- [Given problem]
Every line that contains the word "such" should be copied out.

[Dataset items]
============================================================

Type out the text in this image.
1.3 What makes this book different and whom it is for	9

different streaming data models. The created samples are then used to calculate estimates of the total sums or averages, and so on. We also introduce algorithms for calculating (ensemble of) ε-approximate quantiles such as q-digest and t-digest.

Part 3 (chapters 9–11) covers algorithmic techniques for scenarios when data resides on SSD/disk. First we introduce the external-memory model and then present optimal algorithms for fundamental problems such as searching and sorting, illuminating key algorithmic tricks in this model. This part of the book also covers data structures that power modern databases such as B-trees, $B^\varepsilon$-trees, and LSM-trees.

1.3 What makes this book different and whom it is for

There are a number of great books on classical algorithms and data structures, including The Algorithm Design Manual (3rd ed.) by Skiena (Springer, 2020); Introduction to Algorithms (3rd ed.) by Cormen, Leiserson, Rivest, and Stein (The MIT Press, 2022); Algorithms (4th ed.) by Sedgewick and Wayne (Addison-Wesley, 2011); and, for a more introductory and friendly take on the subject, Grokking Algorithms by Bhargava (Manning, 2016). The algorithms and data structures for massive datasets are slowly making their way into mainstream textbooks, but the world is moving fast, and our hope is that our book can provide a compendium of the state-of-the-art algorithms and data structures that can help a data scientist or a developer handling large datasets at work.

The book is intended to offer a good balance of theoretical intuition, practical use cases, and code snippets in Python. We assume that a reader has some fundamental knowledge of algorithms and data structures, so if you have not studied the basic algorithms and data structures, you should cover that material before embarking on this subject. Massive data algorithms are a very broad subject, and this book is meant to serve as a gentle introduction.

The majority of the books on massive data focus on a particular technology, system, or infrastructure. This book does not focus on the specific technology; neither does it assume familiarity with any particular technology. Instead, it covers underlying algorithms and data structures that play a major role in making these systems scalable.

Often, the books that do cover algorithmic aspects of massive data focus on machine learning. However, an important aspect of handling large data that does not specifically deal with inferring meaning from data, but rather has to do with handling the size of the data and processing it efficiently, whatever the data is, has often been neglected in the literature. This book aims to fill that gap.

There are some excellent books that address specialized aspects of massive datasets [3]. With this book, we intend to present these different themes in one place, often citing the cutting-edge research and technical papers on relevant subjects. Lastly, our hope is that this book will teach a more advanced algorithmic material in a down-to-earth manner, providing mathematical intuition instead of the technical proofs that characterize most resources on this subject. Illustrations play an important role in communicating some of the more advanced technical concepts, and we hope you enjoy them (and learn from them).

============================================================

- [Written answer]
different streaming data models. The created samples are then used to calculate estimates of the total sums or averages, and so on. We also introduce algorithms for calculating (ensemble of) ε-approximate quantiles such as q-digest and t-digest.
Part 3 (chapters 9–11) covers algorithmic techniques for scenarios when data resides on SSD/disk. First we introduce the external-memory model and then present optimal algorithms for fundamental problems such as searching and sorting, illuminating key algorithmic tricks in this model. This part of the book also covers data structures that power modern databases such as B-trees, $B^\varepsilon$-trees, and LSM-trees.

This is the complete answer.